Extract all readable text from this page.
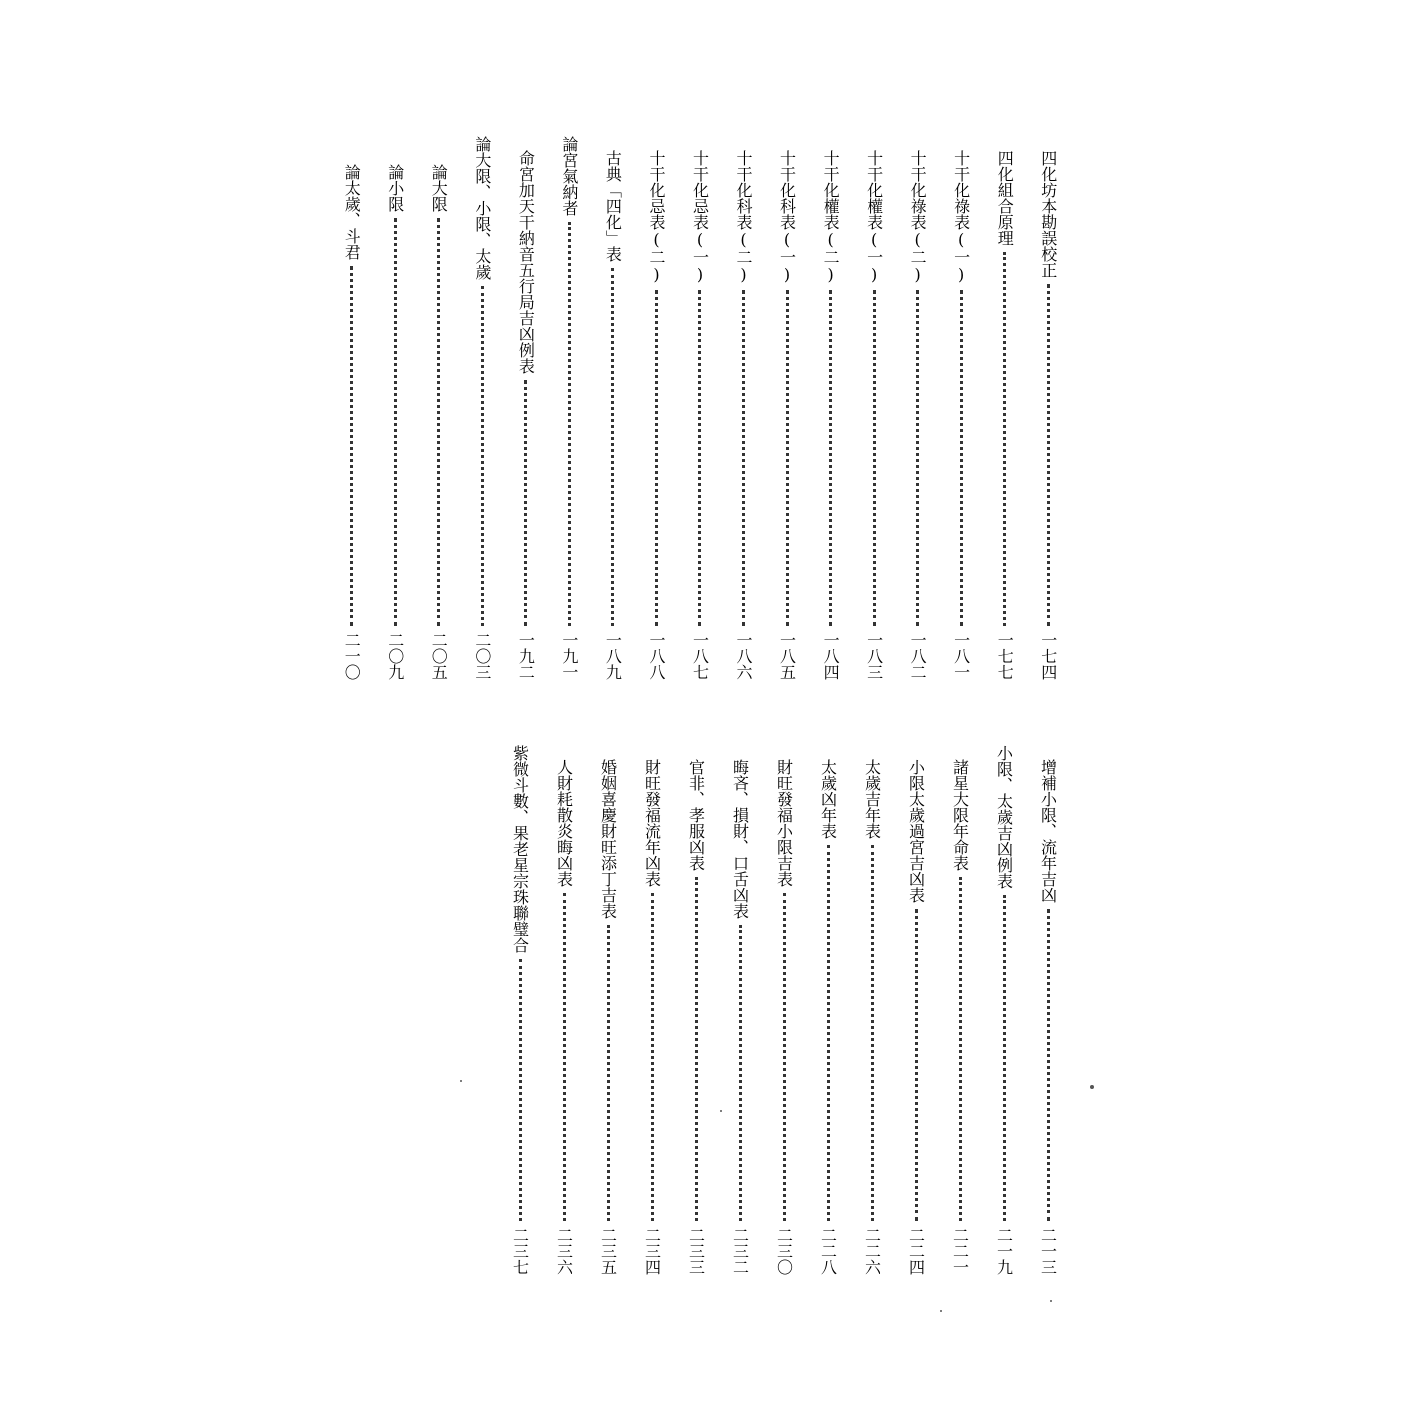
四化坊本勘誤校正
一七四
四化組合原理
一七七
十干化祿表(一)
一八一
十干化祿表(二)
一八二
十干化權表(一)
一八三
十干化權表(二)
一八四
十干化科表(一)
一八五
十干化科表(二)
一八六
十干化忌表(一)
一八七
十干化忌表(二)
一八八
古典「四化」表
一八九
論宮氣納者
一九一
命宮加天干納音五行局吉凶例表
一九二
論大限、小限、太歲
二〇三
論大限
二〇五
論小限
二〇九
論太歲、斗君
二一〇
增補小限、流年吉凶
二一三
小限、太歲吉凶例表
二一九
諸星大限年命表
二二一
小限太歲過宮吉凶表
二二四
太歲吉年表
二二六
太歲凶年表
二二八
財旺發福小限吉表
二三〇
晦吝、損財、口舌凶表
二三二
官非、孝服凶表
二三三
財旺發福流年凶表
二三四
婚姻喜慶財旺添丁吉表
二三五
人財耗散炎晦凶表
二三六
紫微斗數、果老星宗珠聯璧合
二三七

^^^^

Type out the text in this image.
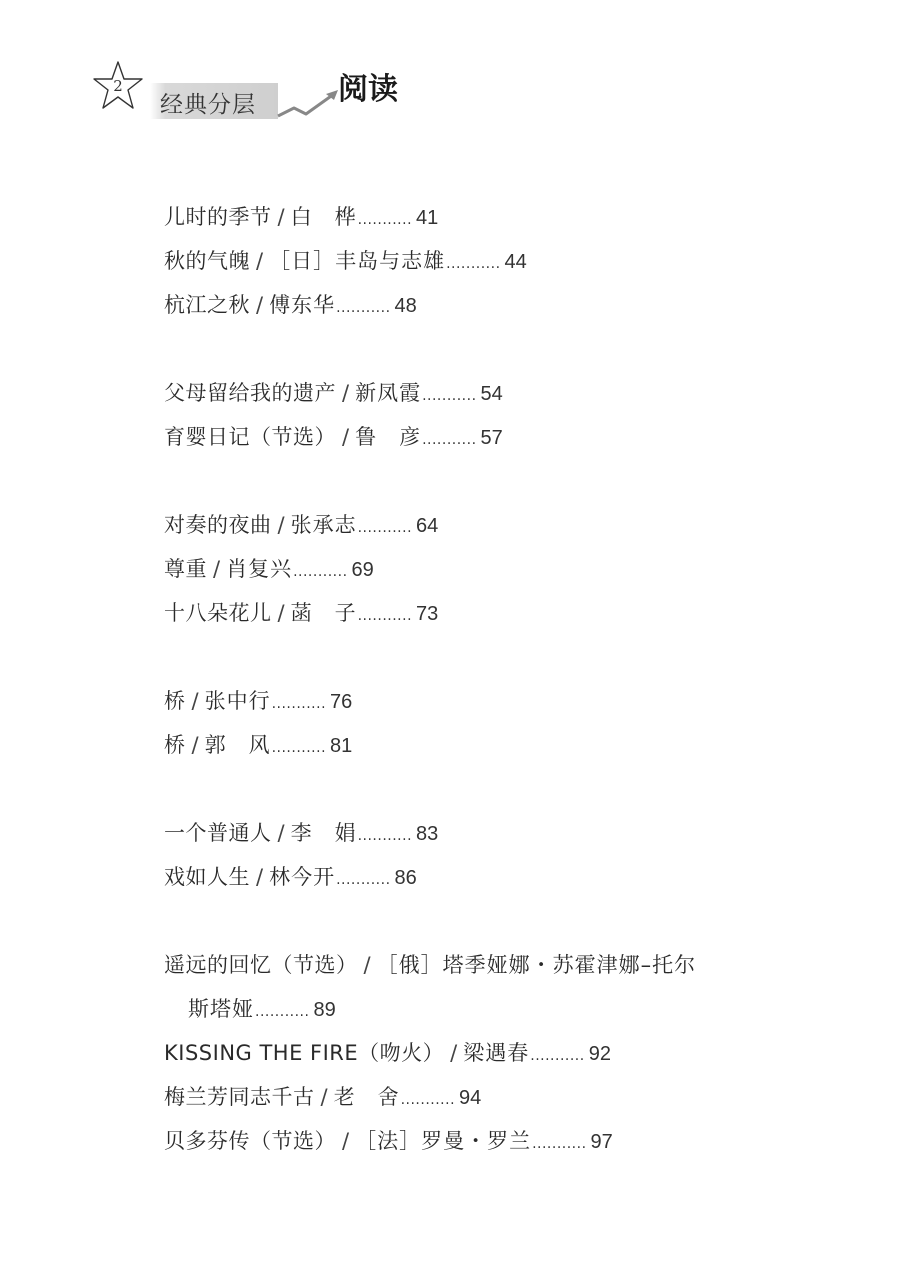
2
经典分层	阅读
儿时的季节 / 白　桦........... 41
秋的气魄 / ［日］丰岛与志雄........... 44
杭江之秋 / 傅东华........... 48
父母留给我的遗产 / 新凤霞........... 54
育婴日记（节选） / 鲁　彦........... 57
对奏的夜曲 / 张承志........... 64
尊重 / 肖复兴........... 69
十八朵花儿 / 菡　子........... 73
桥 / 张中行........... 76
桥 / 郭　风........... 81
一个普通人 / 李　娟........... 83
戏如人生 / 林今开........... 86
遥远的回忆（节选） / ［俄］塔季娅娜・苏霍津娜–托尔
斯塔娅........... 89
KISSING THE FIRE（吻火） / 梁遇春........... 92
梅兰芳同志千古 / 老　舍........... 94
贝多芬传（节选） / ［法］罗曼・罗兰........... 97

^^^^

_Given problem_
Check each line of the data above for the word "text" and say how many lines contain it, giving nothing besides the number.

_Correct result_
2